### EXERCISE AIM
Check the entries below for lines with "straw"; report only how many there are.

[MATERIAL FOR THIS EXERCISE — start]

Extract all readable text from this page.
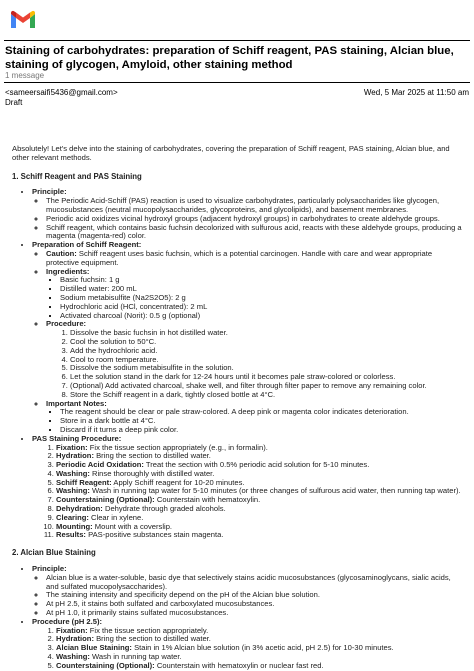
Staining of carbohydrates: preparation of Schiff reagent, PAS staining, Alcian blue, staining of glycogen, Amyloid, other staining method
1 message
<sameersaifi5436@gmail.com>	Wed, 5 Mar 2025 at 11:50 am
Draft

Absolutely! Let's delve into the staining of carbohydrates, covering the preparation of Schiff reagent, PAS staining, Alcian blue, and other relevant methods.

1. Schiff Reagent and PAS Staining
• Principle:
◦ The Periodic Acid-Schiff (PAS) reaction is used to visualize carbohydrates, particularly polysaccharides like glycogen, mucosubstances (neutral mucopolysaccharides, glycoproteins, and glycolipids), and basement membranes.
◦ Periodic acid oxidizes vicinal hydroxyl groups (adjacent hydroxyl groups) in carbohydrates to create aldehyde groups.
◦ Schiff reagent, which contains basic fuchsin decolorized with sulfurous acid, reacts with these aldehyde groups, producing a magenta (magenta-red) color.
• Preparation of Schiff Reagent:
◦ Caution: Schiff reagent uses basic fuchsin, which is a potential carcinogen. Handle with care and wear appropriate protective equipment.
◦ Ingredients:
▪ Basic fuchsin: 1 g
▪ Distilled water: 200 mL
▪ Sodium metabisulfite (Na2S2O5): 2 g
▪ Hydrochloric acid (HCl, concentrated): 2 mL
▪ Activated charcoal (Norit): 0.5 g (optional)
◦ Procedure:
1. Dissolve the basic fuchsin in hot distilled water.
2. Cool the solution to 50°C.
3. Add the hydrochloric acid.
4. Cool to room temperature.
5. Dissolve the sodium metabisulfite in the solution.
6. Let the solution stand in the dark for 12-24 hours until it becomes pale straw-colored or colorless.
7. (Optional) Add activated charcoal, shake well, and filter through filter paper to remove any remaining color.
8. Store the Schiff reagent in a dark, tightly closed bottle at 4°C.
◦ Important Notes:
▪ The reagent should be clear or pale straw-colored. A deep pink or magenta color indicates deterioration.
▪ Store in a dark bottle at 4°C.
▪ Discard if it turns a deep pink color.
• PAS Staining Procedure:
1. Fixation: Fix the tissue section appropriately (e.g., in formalin).
2. Hydration: Bring the section to distilled water.
3. Periodic Acid Oxidation: Treat the section with 0.5% periodic acid solution for 5-10 minutes.
4. Washing: Rinse thoroughly with distilled water.
5. Schiff Reagent: Apply Schiff reagent for 10-20 minutes.
6. Washing: Wash in running tap water for 5-10 minutes (or three changes of sulfurous acid water, then running tap water).
7. Counterstaining (Optional): Counterstain with hematoxylin.
8. Dehydration: Dehydrate through graded alcohols.
9. Clearing: Clear in xylene.
10. Mounting: Mount with a coverslip.
11. Results: PAS-positive substances stain magenta.
2. Alcian Blue Staining
• Principle:
◦ Alcian blue is a water-soluble, basic dye that selectively stains acidic mucosubstances (glycosaminoglycans, sialic acids, and sulfated mucopolysaccharides).
◦ The staining intensity and specificity depend on the pH of the Alcian blue solution.
◦ At pH 2.5, it stains both sulfated and carboxylated mucosubstances.
◦ At pH 1.0, it primarily stains sulfated mucosubstances.
• Procedure (pH 2.5):
1. Fixation: Fix the tissue section appropriately.
2. Hydration: Bring the section to distilled water.
3. Alcian Blue Staining: Stain in 1% Alcian blue solution (in 3% acetic acid, pH 2.5) for 10-30 minutes.
4. Washing: Wash in running tap water.
5. Counterstaining (Optional): Counterstain with hematoxylin or nuclear fast red.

[MATERIAL FOR THIS EXERCISE — finish]

### RESULT OF THIS TASK
2